▸ **TAREFAS A CUMPRIR**
• 1. No trecho sobre as moreias mortas no litoral do Rio Grande do Norte, de que espécie eram os animais, segundo o Ibama?
• 2. Prossiga com o texto sobre as moreias mortas no litoral potiguar a partir do ponto em que ele termina.

Moreias são encontradas mortas no litoral Norte do Rio Grande do Norte. Foto: Canindé Soares

O superintendente regional adjunto do Ibama, Luiz Eduardo Bonilha, disse que as amostras foram coletadas “para se tentar fazer um laudo preliminar” sobre o acidente ambiental ocorrido na fauna marinha no litoral que banha os municípios de  Extremoz, Ceará Mirim, Maxaranguape e Rio do Fogo.

Luiz Eduardo Bonilha disse que ainda não se podia apontar se foram causas artificiais ou naturais que provocaram a mortandade dos animais marinhos, embora ele falasse em algumas hipóteses, como o aumento da temperatura da água do mar ou até envenenamento por algas marinhas tóxicas, mas sem afastar a possibilidade da contaminação por derramamento de óleo na costa devido à atividade petrolífera.

Bonilha explicou que o acidente “não é associado à atividade pesqueira”, em virtude dos animais  mortos terem aparecido numa faixa muito extensa da costa. Segundo ele, quando isso ocorre, os peixes ou animais marinhos mortos se concentram mais numa determinada faixa do litoral.

Ele estima que a partir de amanhã  até o fim de semana, o Ibama poderá divulgar um laudo preliminar sobre o caso das moreias encontradas nas praias de Jacumã, Pitangui, Muriú, Jacumã, Maracajaú e Punaú. “As moréias são da espécie verde”, disse o superintende adjunto do Ibama

Moradores e pescadores dessas praias afirmaram que a situação começou a se agravar na manhã de domingo. “Eram apenas algumas mortas, mas na manhã de domingo a quantidade ficou assustadora. Enquanto caminhava pela beira da praia, contei 1.250 moreias mortas”, afirmou um morador da praia de Muriú, o aposentado Oton Osório, 72 anos.

▸ **DADOS FORNECIDOS**
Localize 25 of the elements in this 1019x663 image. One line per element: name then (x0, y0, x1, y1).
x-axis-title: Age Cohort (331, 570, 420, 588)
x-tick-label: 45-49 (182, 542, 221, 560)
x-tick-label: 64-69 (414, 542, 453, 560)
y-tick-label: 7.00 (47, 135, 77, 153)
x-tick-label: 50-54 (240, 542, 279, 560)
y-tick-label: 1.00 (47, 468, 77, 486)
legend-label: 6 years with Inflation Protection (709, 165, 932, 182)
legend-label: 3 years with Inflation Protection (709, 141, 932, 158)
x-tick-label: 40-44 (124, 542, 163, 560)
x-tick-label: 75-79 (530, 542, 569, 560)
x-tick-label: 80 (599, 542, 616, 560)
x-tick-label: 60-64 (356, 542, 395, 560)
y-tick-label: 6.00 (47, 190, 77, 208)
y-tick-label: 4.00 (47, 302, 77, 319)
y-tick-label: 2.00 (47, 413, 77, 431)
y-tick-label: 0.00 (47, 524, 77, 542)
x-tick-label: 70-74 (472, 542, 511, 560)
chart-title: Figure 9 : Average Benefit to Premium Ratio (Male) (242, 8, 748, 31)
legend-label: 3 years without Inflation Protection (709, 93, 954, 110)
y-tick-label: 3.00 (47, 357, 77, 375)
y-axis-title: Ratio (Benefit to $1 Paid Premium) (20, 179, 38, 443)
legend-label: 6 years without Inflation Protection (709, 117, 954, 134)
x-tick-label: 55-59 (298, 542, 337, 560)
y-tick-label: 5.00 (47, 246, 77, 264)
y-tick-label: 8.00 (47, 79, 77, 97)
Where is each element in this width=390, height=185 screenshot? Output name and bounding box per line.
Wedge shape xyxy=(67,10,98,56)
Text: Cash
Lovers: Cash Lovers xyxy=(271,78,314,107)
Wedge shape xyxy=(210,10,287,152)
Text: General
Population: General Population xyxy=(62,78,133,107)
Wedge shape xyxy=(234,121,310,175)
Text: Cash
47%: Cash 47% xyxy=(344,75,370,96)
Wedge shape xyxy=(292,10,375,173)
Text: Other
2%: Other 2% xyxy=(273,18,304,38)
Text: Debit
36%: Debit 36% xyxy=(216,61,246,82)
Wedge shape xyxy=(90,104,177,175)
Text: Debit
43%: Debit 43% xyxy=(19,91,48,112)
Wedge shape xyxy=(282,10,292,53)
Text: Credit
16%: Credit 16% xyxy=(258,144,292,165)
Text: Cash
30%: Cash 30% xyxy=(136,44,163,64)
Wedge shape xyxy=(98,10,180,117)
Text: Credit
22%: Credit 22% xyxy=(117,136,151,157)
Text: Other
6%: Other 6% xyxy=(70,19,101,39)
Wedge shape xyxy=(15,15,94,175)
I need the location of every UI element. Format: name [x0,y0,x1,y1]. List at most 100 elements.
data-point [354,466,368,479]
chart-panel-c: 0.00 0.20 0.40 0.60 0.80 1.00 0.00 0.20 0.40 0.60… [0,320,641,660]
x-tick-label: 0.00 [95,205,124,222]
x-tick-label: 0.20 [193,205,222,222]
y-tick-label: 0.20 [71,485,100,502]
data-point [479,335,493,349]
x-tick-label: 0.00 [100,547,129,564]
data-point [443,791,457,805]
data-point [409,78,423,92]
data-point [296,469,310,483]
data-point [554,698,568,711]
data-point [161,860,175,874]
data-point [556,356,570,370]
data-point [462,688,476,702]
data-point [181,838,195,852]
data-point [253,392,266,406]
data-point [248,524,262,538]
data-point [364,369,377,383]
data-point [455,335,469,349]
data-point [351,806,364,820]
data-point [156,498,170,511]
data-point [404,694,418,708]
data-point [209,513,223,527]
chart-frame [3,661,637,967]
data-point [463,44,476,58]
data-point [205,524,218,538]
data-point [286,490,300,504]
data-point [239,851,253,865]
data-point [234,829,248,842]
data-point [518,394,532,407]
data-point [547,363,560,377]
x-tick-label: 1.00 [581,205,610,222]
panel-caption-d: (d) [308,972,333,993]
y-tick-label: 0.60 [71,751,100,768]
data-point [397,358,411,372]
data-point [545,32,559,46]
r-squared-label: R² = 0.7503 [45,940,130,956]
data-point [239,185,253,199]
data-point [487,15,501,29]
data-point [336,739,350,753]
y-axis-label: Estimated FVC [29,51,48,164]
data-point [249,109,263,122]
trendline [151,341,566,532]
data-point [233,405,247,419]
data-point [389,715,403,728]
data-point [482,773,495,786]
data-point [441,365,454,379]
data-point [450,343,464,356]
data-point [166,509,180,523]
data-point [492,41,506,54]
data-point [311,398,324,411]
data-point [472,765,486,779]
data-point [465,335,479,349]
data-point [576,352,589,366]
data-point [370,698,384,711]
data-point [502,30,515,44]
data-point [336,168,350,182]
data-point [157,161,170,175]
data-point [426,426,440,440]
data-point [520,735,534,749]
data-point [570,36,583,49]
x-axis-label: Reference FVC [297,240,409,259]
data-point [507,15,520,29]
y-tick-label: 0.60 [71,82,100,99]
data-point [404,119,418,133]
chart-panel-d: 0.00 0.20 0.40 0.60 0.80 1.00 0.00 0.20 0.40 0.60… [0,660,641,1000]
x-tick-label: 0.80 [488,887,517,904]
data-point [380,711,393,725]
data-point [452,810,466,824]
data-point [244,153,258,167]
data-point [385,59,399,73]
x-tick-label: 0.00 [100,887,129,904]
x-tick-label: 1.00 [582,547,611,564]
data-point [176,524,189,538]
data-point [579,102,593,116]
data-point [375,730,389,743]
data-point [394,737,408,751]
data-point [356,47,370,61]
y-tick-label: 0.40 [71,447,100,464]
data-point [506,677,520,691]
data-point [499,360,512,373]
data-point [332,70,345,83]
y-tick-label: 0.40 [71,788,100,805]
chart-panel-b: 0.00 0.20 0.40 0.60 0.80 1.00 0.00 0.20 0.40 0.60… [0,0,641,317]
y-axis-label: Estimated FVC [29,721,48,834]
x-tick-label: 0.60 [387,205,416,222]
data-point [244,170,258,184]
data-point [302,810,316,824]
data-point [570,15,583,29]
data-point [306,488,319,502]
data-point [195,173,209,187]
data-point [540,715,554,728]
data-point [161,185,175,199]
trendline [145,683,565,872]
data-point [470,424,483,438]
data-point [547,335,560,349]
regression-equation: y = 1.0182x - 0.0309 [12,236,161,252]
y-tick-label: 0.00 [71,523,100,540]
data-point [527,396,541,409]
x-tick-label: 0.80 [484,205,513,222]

▸ **RESPOSTAS**
• 1. Eram moreias da espécie verde.

• 2.
Além de dificultar a caminhada matinal dos banhistas, os peixes mortos na areia também causam mau cheiro. “Os urubus não estão dando conta de tanta carniça. A noite, não há quem aguente o cheiro de peixe apodrecido”, afirmou Oton Osório.

As moreias não foram as únicas espécies encontradas mortas na praia. Em número bem menor, peixes de outras espécies, como bagres, baiacus e moriongos, também havia morrido e chegado às margens da praia de Muriu. “Em mais de 40 anos pescando nessa praia nunca vi nada do tipo, nem com moreias, nem com outros peixes. Não faço a menor ideia do que pode ter causado tantas mortes”, afirmou o pescador Sebastião da Silva, 65 anos.

Espécie

Peixes ósseos, anguiliformes, da família dos murenídeos. Têm como uma das suas principais características o corpo longo e cilíndrico. Há cerca de 200 espécies distribuídas por 15 gêneros, das quais a maior mede 4 metros de comprimento e pesa 15 quilos. As moreias habitam cavidades rochosas, preferencialmente, próximo a corais. Possuem hábitos noturnos e são animais carnívoros, se alimentando de polvos, crustáceos e peixes pequenos. Não têm escamas e, ao contrário do que se divulga, também não são venenosas.

Temperatura está mais alta

O chefe do Setor de Meteorologia da Empresa de Pesquisa Agropecuária do Rio Grande do Norte (Emparn), Gilmar Bristot, explicou que, realmente, a temperatura da água do mar, desde a costa do Pará e até o sul do Brasil, “está acima do normal em até 1.5 e dois graus”.

“As temperaturas do mar estão mais altas, não resta a menor dúvida”, reforçou Bristot, a respeito de uma tendência que vem se apresentando nos últimos três anos, período em que as águas do Atlântico Sul “tem apresentado valores acima do normal”.

Segundo Bristot, nos anos de 2008, 2009 e agora em 2010, a média da temperatura oceânica na costa brasileira é de 27 graus: “Já é um valor considerável”.

Bristot também disse que este ano a temperatura “está até mais quente do que o normal”, lembrando que a última vez em que a temperatura do Atlântico Sul ficou abaixo do normal foi em outubro de 2007, quando chegou a 23.3 graus.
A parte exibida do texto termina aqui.